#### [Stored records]
· · · ·

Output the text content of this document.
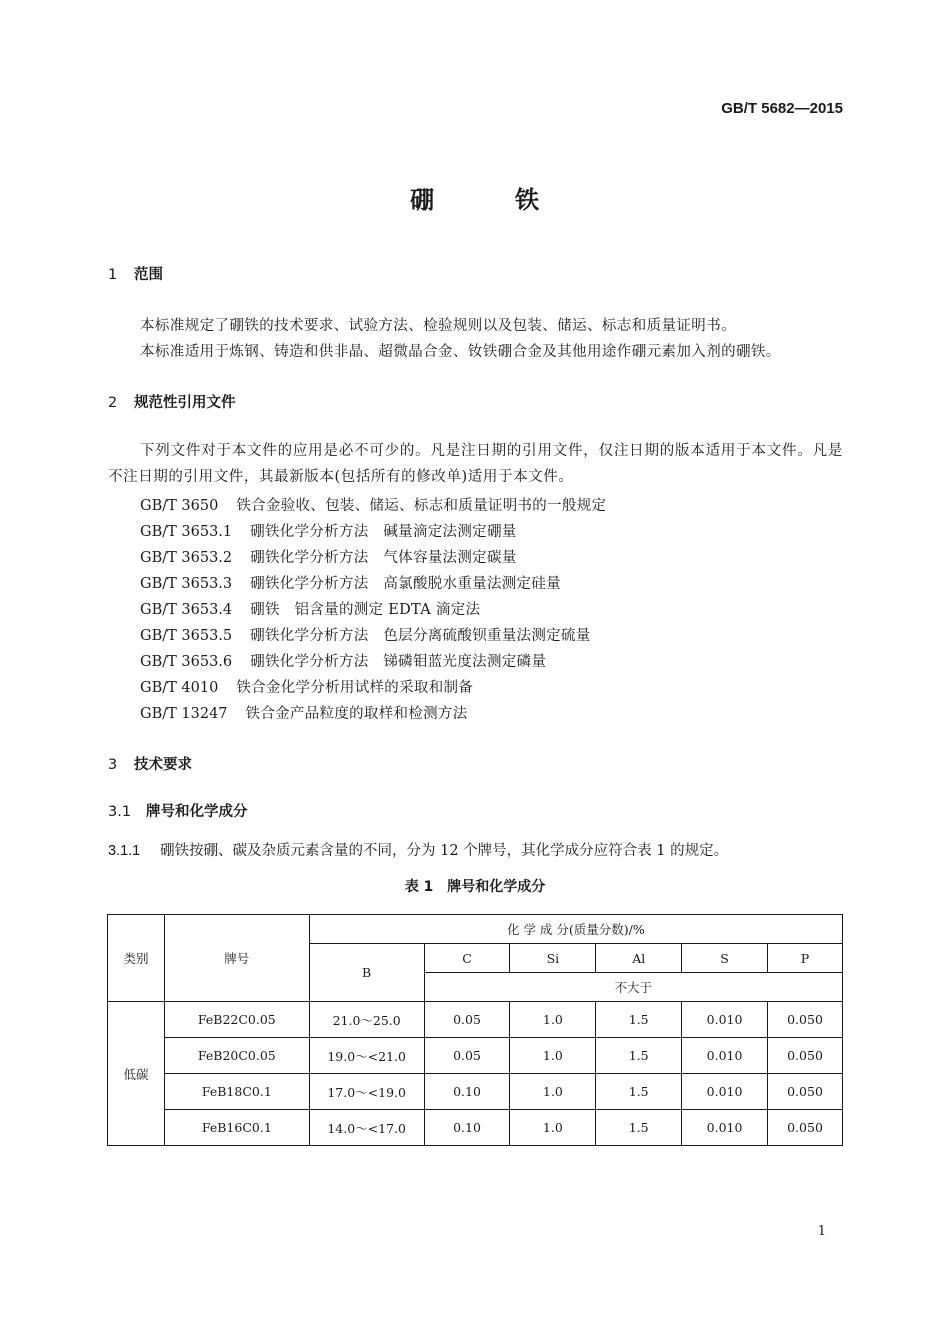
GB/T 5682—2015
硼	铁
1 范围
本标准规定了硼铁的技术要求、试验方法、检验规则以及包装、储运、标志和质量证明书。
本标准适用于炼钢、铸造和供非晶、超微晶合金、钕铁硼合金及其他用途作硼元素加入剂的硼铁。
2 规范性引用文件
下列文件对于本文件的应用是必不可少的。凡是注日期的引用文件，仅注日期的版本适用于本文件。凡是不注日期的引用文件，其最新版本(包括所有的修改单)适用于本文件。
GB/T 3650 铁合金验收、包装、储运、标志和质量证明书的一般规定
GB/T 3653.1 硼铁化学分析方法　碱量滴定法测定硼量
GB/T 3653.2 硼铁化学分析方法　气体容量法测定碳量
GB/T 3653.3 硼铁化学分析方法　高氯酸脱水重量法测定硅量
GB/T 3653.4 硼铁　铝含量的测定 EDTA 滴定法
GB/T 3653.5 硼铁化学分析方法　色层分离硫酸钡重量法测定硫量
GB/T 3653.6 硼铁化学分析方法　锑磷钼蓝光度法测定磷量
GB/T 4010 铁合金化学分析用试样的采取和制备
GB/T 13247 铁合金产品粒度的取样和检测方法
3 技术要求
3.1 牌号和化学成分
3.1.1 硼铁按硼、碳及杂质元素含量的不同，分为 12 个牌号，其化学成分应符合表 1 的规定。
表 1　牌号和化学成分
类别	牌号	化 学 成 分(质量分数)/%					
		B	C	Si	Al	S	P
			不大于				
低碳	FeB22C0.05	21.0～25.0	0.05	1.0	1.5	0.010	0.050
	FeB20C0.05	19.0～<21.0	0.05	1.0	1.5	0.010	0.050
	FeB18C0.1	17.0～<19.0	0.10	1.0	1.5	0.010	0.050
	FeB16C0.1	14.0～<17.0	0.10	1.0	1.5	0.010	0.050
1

· · · ·

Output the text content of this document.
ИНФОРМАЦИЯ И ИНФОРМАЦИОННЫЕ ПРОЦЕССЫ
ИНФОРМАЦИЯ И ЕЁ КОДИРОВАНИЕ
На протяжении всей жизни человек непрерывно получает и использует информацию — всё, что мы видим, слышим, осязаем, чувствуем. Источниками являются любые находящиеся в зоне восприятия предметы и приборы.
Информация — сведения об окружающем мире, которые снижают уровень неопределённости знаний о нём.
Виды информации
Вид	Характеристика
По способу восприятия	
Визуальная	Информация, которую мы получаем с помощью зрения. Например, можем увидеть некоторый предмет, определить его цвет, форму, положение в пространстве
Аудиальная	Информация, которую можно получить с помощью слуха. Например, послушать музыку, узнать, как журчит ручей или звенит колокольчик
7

· · · ·

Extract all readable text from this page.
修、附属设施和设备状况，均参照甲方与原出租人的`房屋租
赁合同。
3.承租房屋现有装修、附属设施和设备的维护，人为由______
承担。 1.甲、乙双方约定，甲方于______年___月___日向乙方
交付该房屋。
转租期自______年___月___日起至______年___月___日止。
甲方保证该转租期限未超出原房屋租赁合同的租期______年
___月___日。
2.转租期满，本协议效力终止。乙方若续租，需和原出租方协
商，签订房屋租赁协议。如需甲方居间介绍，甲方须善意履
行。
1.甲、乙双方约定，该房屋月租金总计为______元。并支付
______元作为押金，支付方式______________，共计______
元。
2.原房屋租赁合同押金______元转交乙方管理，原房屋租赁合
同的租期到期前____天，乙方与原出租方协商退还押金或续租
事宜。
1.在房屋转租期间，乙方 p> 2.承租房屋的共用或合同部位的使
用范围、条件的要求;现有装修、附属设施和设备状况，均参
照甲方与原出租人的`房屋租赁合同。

· · · ·

#### [GIVEN EXERCISE]
Which lines include "Например"? Copy each of them out.

#### [TASK ANSWER]
Визуальная	Информация, которую мы получаем с помощью зрения. Например, можем увидеть некоторый предмет, определить его цвет, форму, положение в пространстве
Аудиальная	Информация, которую можно получить с помощью слуха. Например, послушать музыку, узнать, как журчит ручей или звенит колокольчик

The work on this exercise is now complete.